━━ Working data ━━
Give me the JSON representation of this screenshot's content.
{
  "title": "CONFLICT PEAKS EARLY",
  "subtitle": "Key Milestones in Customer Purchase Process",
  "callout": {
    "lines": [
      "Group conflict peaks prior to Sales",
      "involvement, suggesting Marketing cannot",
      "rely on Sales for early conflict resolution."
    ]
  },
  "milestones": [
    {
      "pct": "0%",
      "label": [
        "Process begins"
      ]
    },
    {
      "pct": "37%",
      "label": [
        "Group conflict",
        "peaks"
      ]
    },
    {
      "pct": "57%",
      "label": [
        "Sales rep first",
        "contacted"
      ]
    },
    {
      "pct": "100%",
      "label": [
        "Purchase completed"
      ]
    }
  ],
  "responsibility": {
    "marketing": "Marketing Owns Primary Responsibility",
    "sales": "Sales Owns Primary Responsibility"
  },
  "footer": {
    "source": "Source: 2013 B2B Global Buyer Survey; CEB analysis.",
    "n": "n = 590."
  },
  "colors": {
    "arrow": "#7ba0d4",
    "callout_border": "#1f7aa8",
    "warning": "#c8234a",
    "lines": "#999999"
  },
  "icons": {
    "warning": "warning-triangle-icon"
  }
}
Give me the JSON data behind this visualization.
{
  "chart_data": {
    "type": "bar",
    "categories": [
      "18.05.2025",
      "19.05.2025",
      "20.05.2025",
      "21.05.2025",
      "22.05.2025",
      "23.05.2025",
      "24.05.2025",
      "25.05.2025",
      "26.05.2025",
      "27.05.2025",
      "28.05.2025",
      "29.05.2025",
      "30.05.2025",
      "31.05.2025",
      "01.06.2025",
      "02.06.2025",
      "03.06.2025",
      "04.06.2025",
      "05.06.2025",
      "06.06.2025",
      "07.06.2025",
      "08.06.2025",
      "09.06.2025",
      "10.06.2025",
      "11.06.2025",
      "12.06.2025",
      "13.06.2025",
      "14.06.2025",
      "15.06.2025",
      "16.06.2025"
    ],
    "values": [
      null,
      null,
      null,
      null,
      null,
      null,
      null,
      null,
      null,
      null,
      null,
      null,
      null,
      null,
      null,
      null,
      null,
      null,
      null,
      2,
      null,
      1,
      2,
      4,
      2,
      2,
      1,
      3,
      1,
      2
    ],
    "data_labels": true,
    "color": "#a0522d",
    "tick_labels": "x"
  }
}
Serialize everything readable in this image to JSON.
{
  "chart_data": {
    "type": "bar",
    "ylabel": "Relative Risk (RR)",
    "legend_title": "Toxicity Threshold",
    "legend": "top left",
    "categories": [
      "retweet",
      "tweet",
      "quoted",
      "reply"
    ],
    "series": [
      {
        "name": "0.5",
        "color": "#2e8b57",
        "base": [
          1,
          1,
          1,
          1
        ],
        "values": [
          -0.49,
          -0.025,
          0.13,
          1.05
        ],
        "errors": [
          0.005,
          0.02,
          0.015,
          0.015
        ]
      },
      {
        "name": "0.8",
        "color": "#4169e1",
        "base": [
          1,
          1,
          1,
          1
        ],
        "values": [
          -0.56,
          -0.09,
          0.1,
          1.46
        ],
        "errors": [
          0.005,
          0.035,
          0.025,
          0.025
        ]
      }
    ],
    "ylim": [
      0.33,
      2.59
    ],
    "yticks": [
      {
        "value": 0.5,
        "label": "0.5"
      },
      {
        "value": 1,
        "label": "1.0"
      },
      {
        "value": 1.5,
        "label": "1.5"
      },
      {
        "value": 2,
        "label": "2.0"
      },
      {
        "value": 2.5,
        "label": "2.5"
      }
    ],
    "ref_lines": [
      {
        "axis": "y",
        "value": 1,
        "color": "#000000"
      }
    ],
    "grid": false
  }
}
━━━
Directions — Copy every line of the material, please, keeping it exactly the same.

Task response —
Give me the JSON representation of this screenshot's content.
{
  "title": "CONFLICT PEAKS EARLY",
  "subtitle": "Key Milestones in Customer Purchase Process",
  "callout": {
    "lines": [
      "Group conflict peaks prior to Sales",
      "involvement, suggesting Marketing cannot",
      "rely on Sales for early conflict resolution."
    ]
  },
  "milestones": [
    {
      "pct": "0%",
      "label": [
        "Process begins"
      ]
    },
    {
      "pct": "37%",
      "label": [
        "Group conflict",
        "peaks"
      ]
    },
    {
      "pct": "57%",
      "label": [
        "Sales rep first",
        "contacted"
      ]
    },
    {
      "pct": "100%",
      "label": [
        "Purchase completed"
      ]
    }
  ],
  "responsibility": {
    "marketing": "Marketing Owns Primary Responsibility",
    "sales": "Sales Owns Primary Responsibility"
  },
  "footer": {
    "source": "Source: 2013 B2B Global Buyer Survey; CEB analysis.",
    "n": "n = 590."
  },
  "colors": {
    "arrow": "#7ba0d4",
    "callout_border": "#1f7aa8",
    "warning": "#c8234a",
    "lines": "#999999"
  },
  "icons": {
    "warning": "warning-triangle-icon"
  }
}
Give me the JSON data behind this visualization.
{
  "chart_data": {
    "type": "bar",
    "categories": [
      "18.05.2025",
      "19.05.2025",
      "20.05.2025",
      "21.05.2025",
      "22.05.2025",
      "23.05.2025",
      "24.05.2025",
      "25.05.2025",
      "26.05.2025",
      "27.05.2025",
      "28.05.2025",
      "29.05.2025",
      "30.05.2025",
      "31.05.2025",
      "01.06.2025",
      "02.06.2025",
      "03.06.2025",
      "04.06.2025",
      "05.06.2025",
      "06.06.2025",
      "07.06.2025",
      "08.06.2025",
      "09.06.2025",
      "10.06.2025",
      "11.06.2025",
      "12.06.2025",
      "13.06.2025",
      "14.06.2025",
      "15.06.2025",
      "16.06.2025"
    ],
    "values": [
      null,
      null,
      null,
      null,
      null,
      null,
      null,
      null,
      null,
      null,
      null,
      null,
      null,
      null,
      null,
      null,
      null,
      null,
      null,
      2,
      null,
      1,
      2,
      4,
      2,
      2,
      1,
      3,
      1,
      2
    ],
    "data_labels": true,
    "color": "#a0522d",
    "tick_labels": "x"
  }
}
Serialize everything readable in this image to JSON.
{
  "chart_data": {
    "type": "bar",
    "ylabel": "Relative Risk (RR)",
    "legend_title": "Toxicity Threshold",
    "legend": "top left",
    "categories": [
      "retweet",
      "tweet",
      "quoted",
      "reply"
    ],
    "series": [
      {
        "name": "0.5",
        "color": "#2e8b57",
        "base": [
          1,
          1,
          1,
          1
        ],
        "values": [
          -0.49,
          -0.025,
          0.13,
          1.05
        ],
        "errors": [
          0.005,
          0.02,
          0.015,
          0.015
        ]
      },
      {
        "name": "0.8",
        "color": "#4169e1",
        "base": [
          1,
          1,
          1,
          1
        ],
        "values": [
          -0.56,
          -0.09,
          0.1,
          1.46
        ],
        "errors": [
          0.005,
          0.035,
          0.025,
          0.025
        ]
      }
    ],
    "ylim": [
      0.33,
      2.59
    ],
    "yticks": [
      {
        "value": 0.5,
        "label": "0.5"
      },
      {
        "value": 1,
        "label": "1.0"
      },
      {
        "value": 1.5,
        "label": "1.5"
      },
      {
        "value": 2,
        "label": "2.0"
      },
      {
        "value": 2.5,
        "label": "2.5"
      }
    ],
    "ref_lines": [
      {
        "axis": "y",
        "value": 1,
        "color": "#000000"
      }
    ],
    "grid": false
  }
}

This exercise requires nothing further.